Page text:
=== Section Start ===

Accessible Investigative Journalism: Navigating Canada’s Largest Corpus of Government Documents
When and Where
Speakers
Description
The Investigative Journalism Foundation (IJF) is dedicated to advancing public interest journalism through transparent, data-driven reporting. A key resource of the IJF is the “Open By Default” (OBD) dataset, Canada’s largest collection of government documents, comprising over 4.5 million pages of Access To Information and Privacy (ATIP) requests and corresponding government documentation. This project aims to enhance the usability of the OBD dataset, making it more accessible and efficient for users without an investigative journalism background. Key improvements include enhanced data capture using optical character recognition (OCR), improved search performance through Large Language Model (LLM) vectorization, and topic modelling to reveal the high-level subject matter represented in the OBD dataset. The final development of the project is a Retrieval Augmented Generation (RAG) LLM pipeline, which enables a chatbot to provide tailored, context-rich responses to user queries, paired with follow-up research directions. This initiative significantly increases the dataset’s accessibility and interpretability, enabling more inclusive access for all Canadians.
About Kim Tran
Kim is an undergraduate computer science student and research fellow at the University of British Columbia’s Data Science Institute. She is passionate about interdisciplinary applications of technology and aims to develop software to create positive social impact. As a research fellow this past summer, she worked towards improving the accessibility of the IJF’s Open By Default Database.

=== Section End ===

Information given:

=== Section Start ===

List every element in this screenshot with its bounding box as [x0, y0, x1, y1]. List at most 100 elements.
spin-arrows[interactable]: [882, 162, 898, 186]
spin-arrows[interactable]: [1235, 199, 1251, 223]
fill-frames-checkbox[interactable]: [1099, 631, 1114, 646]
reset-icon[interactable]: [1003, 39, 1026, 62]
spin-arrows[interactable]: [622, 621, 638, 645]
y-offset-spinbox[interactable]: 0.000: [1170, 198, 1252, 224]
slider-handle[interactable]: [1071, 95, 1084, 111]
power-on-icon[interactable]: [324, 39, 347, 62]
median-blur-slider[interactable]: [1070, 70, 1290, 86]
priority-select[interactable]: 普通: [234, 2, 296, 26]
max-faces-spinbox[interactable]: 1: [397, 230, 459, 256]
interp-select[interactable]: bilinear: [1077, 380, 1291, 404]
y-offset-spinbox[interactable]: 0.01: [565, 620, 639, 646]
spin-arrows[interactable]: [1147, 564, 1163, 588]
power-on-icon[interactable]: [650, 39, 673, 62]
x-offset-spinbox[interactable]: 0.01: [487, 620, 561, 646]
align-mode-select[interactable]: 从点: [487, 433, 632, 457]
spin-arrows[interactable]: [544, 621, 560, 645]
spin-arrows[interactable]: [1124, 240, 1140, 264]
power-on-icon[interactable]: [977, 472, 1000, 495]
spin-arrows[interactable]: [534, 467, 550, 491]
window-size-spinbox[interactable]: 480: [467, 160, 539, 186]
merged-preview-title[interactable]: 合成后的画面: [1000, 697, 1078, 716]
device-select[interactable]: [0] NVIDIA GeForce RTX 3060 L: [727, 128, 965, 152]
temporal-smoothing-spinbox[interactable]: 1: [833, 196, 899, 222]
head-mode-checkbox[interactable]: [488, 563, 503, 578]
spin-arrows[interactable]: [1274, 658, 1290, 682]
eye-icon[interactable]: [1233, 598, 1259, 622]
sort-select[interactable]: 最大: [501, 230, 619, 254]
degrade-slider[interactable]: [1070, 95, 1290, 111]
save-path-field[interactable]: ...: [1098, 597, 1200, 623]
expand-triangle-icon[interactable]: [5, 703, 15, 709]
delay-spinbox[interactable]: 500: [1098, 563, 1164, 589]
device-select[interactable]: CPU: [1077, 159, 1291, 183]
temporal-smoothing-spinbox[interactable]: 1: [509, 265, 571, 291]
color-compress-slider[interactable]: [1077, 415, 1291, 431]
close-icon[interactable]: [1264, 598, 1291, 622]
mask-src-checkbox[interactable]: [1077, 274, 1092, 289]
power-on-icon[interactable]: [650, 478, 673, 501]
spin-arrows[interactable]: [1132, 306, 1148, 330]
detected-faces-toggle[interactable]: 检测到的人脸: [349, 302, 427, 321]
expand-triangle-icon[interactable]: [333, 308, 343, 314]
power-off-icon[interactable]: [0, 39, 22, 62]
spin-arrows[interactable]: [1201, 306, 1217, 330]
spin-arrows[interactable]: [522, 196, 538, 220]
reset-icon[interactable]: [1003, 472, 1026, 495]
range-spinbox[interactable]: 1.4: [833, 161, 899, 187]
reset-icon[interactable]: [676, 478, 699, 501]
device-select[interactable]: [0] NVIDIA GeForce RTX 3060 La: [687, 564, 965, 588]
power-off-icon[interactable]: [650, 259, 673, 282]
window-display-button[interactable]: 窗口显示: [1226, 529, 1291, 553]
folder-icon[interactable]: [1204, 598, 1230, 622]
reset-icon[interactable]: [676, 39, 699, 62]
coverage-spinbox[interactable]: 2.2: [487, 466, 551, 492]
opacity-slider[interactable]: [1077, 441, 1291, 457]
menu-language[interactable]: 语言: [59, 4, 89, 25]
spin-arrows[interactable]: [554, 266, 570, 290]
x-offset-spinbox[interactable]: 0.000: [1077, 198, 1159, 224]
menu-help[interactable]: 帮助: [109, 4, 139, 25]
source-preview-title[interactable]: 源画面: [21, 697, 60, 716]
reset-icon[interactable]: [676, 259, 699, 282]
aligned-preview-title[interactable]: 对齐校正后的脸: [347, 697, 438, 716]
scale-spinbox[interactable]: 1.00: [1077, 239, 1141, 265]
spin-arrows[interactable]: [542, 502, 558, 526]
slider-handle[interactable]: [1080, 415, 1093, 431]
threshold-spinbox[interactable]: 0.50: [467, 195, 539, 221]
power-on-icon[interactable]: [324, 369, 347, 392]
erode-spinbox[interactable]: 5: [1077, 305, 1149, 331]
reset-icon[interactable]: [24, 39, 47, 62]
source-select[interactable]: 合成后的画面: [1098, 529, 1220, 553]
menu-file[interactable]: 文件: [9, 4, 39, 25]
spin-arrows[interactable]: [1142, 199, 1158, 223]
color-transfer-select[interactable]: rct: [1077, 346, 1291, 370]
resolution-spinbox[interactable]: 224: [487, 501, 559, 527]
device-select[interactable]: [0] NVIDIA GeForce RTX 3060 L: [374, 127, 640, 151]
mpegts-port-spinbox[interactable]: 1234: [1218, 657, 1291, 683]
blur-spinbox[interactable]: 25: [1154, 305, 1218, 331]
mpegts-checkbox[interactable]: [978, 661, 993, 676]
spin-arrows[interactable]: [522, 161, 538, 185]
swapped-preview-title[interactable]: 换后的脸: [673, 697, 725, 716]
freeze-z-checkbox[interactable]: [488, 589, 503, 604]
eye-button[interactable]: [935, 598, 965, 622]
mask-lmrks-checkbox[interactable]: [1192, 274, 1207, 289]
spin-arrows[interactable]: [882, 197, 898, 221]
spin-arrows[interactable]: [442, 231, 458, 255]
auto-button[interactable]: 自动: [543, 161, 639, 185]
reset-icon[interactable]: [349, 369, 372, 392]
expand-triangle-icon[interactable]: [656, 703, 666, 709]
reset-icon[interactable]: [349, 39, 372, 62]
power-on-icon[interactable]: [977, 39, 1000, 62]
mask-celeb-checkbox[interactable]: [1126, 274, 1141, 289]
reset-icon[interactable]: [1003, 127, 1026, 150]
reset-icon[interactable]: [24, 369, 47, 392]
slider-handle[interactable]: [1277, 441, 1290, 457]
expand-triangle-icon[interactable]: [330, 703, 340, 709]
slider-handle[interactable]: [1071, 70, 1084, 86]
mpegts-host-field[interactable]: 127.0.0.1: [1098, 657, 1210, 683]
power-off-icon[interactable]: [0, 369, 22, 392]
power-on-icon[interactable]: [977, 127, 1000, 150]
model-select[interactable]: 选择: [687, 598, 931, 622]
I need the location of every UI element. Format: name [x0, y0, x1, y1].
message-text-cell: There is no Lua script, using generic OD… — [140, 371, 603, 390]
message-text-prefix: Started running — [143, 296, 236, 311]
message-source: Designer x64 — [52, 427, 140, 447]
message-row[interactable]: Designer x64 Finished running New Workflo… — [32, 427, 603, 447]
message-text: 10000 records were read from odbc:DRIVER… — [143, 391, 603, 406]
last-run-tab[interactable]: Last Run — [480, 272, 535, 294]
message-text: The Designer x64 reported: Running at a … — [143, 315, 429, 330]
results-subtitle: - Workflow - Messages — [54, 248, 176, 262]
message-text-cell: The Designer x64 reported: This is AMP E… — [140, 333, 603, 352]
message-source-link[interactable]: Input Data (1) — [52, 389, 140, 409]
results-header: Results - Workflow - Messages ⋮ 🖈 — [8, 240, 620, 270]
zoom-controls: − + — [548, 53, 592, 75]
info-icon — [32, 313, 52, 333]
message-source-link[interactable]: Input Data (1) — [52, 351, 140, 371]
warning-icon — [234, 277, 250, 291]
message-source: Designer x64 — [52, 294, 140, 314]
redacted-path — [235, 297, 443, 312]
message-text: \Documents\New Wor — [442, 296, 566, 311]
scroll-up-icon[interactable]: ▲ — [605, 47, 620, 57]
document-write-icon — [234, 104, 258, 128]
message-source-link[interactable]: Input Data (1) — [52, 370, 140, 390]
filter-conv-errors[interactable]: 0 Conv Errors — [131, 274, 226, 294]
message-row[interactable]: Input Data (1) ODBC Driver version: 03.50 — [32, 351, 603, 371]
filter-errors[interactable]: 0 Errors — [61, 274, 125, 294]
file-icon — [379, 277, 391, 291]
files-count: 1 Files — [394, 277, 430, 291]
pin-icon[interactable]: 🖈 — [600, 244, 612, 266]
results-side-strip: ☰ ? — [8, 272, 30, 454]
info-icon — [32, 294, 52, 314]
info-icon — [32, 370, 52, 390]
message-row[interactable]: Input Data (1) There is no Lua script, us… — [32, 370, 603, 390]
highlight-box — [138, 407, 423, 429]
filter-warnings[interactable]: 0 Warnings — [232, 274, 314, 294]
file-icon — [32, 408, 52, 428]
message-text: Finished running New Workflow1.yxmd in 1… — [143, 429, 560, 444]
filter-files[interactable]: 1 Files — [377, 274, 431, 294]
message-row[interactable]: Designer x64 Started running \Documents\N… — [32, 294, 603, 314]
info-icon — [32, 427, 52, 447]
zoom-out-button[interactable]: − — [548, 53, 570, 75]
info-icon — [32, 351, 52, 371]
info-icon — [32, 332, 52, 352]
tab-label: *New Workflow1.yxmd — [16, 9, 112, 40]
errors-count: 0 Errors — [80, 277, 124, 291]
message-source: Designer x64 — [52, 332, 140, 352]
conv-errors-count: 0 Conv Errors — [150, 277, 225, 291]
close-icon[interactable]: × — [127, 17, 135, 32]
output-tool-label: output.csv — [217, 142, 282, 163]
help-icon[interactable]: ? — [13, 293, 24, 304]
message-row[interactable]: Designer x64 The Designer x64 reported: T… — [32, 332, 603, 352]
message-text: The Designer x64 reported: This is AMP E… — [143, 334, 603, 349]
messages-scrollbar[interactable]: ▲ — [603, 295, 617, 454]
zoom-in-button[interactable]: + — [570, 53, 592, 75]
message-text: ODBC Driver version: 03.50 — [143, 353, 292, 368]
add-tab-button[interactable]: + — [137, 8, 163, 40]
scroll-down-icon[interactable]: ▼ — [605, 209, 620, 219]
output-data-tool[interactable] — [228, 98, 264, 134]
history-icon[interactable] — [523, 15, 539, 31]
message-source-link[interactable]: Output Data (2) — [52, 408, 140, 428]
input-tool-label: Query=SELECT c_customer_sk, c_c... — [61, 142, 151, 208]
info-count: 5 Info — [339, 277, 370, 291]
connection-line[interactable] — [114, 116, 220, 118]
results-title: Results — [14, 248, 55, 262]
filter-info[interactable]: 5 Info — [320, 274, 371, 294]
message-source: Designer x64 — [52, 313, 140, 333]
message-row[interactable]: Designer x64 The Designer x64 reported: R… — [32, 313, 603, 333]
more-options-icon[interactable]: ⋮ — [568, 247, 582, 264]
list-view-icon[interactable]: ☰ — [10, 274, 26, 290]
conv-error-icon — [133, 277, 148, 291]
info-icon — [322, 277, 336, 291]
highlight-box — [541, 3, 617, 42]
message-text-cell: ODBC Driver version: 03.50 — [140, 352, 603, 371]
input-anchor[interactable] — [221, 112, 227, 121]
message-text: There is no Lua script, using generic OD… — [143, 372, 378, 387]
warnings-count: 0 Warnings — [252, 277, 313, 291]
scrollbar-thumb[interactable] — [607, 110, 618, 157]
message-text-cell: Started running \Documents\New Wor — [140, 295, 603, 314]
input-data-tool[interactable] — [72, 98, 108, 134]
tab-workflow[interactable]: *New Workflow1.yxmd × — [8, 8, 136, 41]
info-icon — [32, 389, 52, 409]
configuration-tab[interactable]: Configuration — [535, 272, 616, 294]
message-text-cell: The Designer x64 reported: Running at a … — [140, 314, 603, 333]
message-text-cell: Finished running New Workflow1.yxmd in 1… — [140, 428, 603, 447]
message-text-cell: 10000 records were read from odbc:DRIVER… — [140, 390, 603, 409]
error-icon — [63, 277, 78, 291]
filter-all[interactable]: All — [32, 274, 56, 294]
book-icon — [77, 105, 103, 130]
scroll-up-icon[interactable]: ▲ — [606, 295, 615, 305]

=== Section End ===

Exercises:
**1.** According to the event page about the Open By Default dataset, how many pages does that dataset contain?
**2.** Carry on the event page about the Open By Default dataset, starting after its final sentence.

Exercise results:
**1.** Over 4.5 million pages.

**2.**
About Sana Shams
Sana is a research fellow through UBC’s Data Science for Social Good Program. She is currently pursuing a BSc in cognitive systems with a minor in data science and is passionate about the intersection of technological development and ethical compliance, particularly in the fields of data science and machine learning. As a DSSG Fellow, Sana is committed to leveraging equitable and responsible data-driven solutions.
About Waris Bhatia
Waris is a Data Science Intern with the University of British Columbia’s (UBC) Data Science Institute. He is a senior undergraduate studying Computer Science at UBC. At the IJF, he is working on improving accessibility to government documents for the general public. He has previous academic and industry experience working in life sciences research. His interests lie in natural language processing, mathematical game theory, and computer vision.